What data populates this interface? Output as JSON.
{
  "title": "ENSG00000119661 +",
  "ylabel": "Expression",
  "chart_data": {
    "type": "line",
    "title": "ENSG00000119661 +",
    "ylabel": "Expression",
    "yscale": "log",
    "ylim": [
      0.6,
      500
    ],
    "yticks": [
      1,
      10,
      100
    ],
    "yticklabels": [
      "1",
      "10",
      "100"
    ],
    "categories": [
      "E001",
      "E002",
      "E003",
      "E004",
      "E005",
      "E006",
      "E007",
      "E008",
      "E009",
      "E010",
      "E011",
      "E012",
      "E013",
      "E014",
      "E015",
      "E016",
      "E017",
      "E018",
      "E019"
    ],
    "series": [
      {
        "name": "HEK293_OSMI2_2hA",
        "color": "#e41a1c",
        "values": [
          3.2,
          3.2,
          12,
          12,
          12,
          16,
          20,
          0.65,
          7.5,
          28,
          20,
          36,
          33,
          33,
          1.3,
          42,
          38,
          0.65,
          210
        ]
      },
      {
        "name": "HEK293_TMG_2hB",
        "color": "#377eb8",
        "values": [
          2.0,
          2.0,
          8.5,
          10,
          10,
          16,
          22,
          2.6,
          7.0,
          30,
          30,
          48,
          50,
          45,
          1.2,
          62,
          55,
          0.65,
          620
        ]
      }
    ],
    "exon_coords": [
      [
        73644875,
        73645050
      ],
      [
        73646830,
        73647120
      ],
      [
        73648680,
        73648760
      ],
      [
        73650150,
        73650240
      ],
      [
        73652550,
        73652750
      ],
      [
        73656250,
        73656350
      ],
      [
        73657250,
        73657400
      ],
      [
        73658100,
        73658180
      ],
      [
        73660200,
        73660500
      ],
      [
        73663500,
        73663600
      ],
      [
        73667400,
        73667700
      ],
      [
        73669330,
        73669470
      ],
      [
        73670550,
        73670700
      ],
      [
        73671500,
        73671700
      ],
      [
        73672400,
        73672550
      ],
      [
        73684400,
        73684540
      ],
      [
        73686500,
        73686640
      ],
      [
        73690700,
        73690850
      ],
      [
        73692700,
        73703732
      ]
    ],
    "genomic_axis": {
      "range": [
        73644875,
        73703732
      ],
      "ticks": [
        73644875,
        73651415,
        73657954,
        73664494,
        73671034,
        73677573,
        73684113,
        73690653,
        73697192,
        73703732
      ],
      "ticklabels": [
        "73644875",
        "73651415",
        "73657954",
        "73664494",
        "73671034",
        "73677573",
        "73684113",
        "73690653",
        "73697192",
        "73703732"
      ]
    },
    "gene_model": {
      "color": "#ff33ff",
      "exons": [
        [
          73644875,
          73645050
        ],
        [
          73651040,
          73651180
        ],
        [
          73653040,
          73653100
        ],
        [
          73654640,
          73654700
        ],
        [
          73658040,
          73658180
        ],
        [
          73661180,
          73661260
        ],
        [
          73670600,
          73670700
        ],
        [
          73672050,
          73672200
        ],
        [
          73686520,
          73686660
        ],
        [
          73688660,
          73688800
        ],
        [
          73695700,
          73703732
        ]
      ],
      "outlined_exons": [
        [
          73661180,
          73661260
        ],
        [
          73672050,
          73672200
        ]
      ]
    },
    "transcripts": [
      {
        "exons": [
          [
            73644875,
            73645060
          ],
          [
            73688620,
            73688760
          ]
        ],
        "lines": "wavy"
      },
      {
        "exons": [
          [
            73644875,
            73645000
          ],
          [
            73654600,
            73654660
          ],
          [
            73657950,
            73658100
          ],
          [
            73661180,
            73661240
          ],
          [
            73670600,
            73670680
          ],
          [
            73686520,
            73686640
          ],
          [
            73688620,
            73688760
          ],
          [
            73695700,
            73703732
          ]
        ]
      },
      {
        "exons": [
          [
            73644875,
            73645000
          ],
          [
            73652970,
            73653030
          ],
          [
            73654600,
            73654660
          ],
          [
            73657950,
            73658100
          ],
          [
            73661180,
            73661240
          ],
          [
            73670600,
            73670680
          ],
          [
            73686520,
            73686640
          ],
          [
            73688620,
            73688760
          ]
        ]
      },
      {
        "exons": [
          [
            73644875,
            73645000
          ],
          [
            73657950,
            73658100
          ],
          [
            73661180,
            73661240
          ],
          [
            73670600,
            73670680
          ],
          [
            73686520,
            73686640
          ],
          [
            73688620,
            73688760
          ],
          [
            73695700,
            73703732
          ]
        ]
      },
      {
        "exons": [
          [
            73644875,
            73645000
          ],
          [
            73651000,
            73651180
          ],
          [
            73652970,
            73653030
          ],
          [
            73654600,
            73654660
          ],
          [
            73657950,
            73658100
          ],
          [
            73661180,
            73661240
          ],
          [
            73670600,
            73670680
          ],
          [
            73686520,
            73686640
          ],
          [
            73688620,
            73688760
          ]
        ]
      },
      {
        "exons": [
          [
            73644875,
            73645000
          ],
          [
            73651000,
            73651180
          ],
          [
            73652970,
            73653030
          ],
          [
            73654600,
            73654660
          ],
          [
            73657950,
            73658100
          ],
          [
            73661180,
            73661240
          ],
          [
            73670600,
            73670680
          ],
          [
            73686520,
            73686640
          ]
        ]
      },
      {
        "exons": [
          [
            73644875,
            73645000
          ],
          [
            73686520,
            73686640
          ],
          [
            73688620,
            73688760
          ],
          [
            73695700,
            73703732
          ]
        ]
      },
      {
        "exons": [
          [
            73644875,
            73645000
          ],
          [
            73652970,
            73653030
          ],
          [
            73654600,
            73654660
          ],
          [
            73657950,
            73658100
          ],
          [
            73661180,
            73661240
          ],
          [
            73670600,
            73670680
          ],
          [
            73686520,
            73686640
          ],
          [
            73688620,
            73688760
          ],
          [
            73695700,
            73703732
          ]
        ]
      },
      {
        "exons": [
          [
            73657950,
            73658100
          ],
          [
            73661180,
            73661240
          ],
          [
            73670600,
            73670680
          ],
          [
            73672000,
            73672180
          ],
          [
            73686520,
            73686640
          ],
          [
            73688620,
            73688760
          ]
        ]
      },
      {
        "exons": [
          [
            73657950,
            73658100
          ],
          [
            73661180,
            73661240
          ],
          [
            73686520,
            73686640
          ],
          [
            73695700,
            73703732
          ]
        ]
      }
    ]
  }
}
- - -
**REQUIREMENT**
Only lines of the data holding the word "Expression" go in the answer. Please copy each of them.

**WRITTEN SOLUTION**
  "ylabel": "Expression",
    "ylabel": "Expression",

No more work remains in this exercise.